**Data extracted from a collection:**
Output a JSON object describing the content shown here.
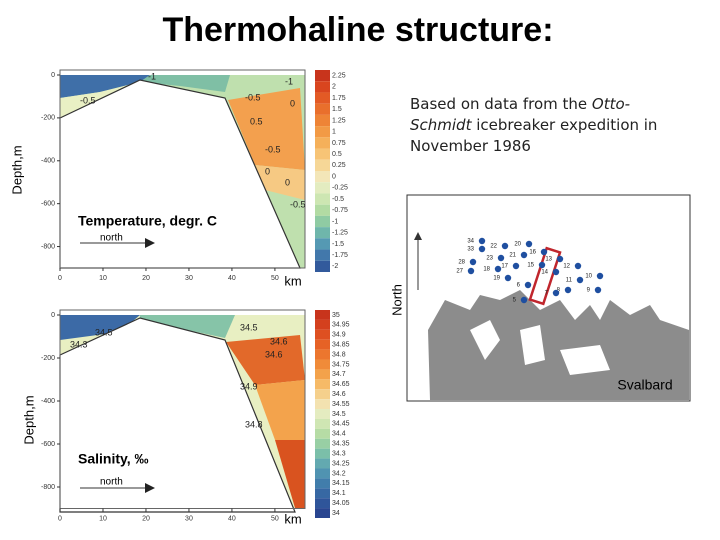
{
  "title": "Thermohaline structure:",
  "note": {
    "before": "Based on data from the",
    "italic": "Otto-Schmidt",
    "after": "icebreaker expedition in November 1986"
  },
  "chart_data": [
    {
      "type": "contour",
      "title": "Temperature, degr. C",
      "y_label": "Depth,m",
      "x_label": "km",
      "direction_label": "north",
      "xlim": [
        0,
        57
      ],
      "ylim": [
        -900,
        0
      ],
      "xticks": [
        0,
        10,
        20,
        30,
        40,
        50
      ],
      "yticks": [
        0,
        -200,
        -400,
        -600,
        -800
      ],
      "colorbar": {
        "levels": [
          2.25,
          2,
          1.75,
          1.5,
          1.25,
          1,
          0.75,
          0.5,
          0.25,
          0,
          -0.25,
          -0.5,
          -0.75,
          -1,
          -1.25,
          -1.5,
          -1.75,
          -2
        ],
        "colors": [
          "#c8341c",
          "#d9451f",
          "#e35a25",
          "#e96f2c",
          "#ee8436",
          "#f29a45",
          "#f5b05a",
          "#f7c476",
          "#f6d797",
          "#f3e6b8",
          "#e3ecc0",
          "#cde6b2",
          "#b2dba3",
          "#8fcba3",
          "#6fb6ab",
          "#5599b3",
          "#4278ab",
          "#325a9c"
        ]
      },
      "contour_labels": [
        "-0.5",
        "-1",
        "-1",
        "-0.5",
        "0",
        "0.5",
        "-0.5",
        "0",
        "0",
        "-0.5"
      ]
    },
    {
      "type": "contour",
      "title": "Salinity, ‰",
      "y_label": "Depth,m",
      "x_label": "km",
      "direction_label": "north",
      "xlim": [
        0,
        57
      ],
      "ylim": [
        -900,
        0
      ],
      "xticks": [
        0,
        10,
        20,
        30,
        40,
        50
      ],
      "yticks": [
        0,
        -200,
        -400,
        -600,
        -800
      ],
      "colorbar": {
        "levels": [
          35,
          34.95,
          34.9,
          34.85,
          34.8,
          34.75,
          34.7,
          34.65,
          34.6,
          34.55,
          34.5,
          34.45,
          34.4,
          34.35,
          34.3,
          34.25,
          34.2,
          34.15,
          34.1,
          34.05,
          34
        ],
        "colors": [
          "#c8341c",
          "#d4401e",
          "#de5021",
          "#e66226",
          "#ec762e",
          "#f08b39",
          "#f3a24b",
          "#f6ba67",
          "#f5d08c",
          "#f3e2b0",
          "#e4ecc0",
          "#cfe6b3",
          "#b6dca5",
          "#98cfa4",
          "#7bbfa9",
          "#63a9b0",
          "#5093b1",
          "#417dab",
          "#3768a3",
          "#2f559a",
          "#294590"
        ]
      },
      "contour_labels": [
        "34.5",
        "34.3",
        "34.5",
        "34.6",
        "34.6",
        "34.9",
        "34.8"
      ]
    }
  ],
  "map": {
    "y_label": "North",
    "place_label": "Svalbard",
    "stations": [
      "34",
      "33",
      "28",
      "27",
      "22",
      "23",
      "20",
      "21",
      "18",
      "19",
      "17",
      "16",
      "15",
      "14",
      "13",
      "12",
      "11",
      "10",
      "9",
      "8",
      "7",
      "6",
      "5"
    ]
  }
}
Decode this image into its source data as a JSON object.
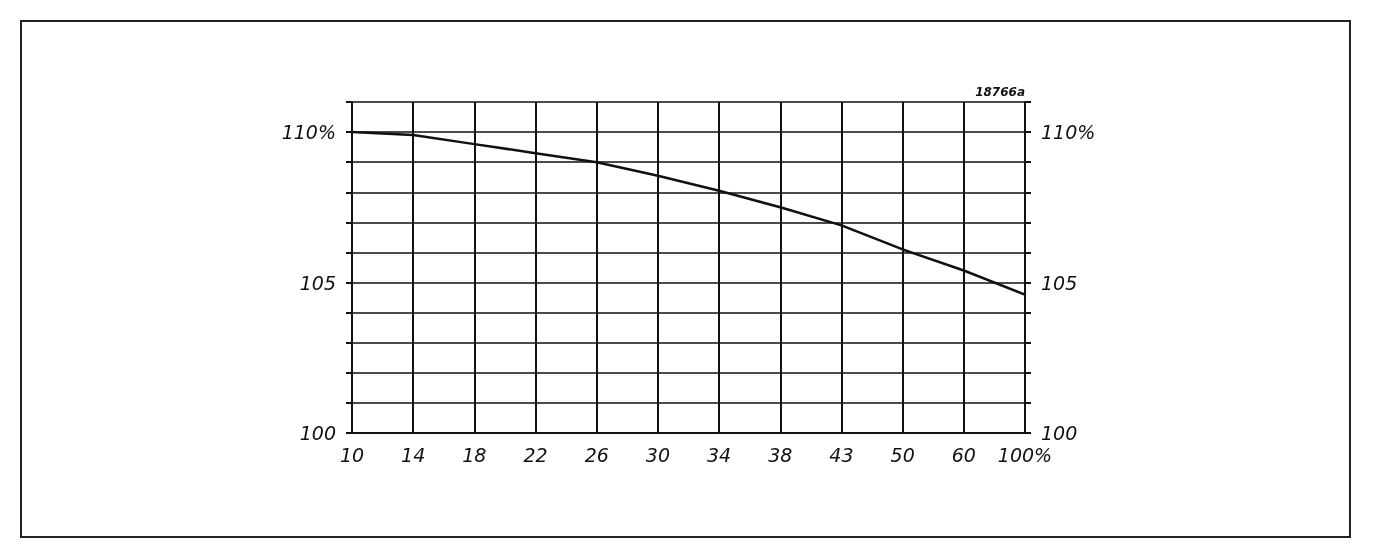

**Task statement:**
Search the data above for lines holding "title" and copy each of them.

**Solution:**
  "title": "Thermohaline structure:",
      "title": "Temperature, degr. C",
      "title": "Salinity, ‰",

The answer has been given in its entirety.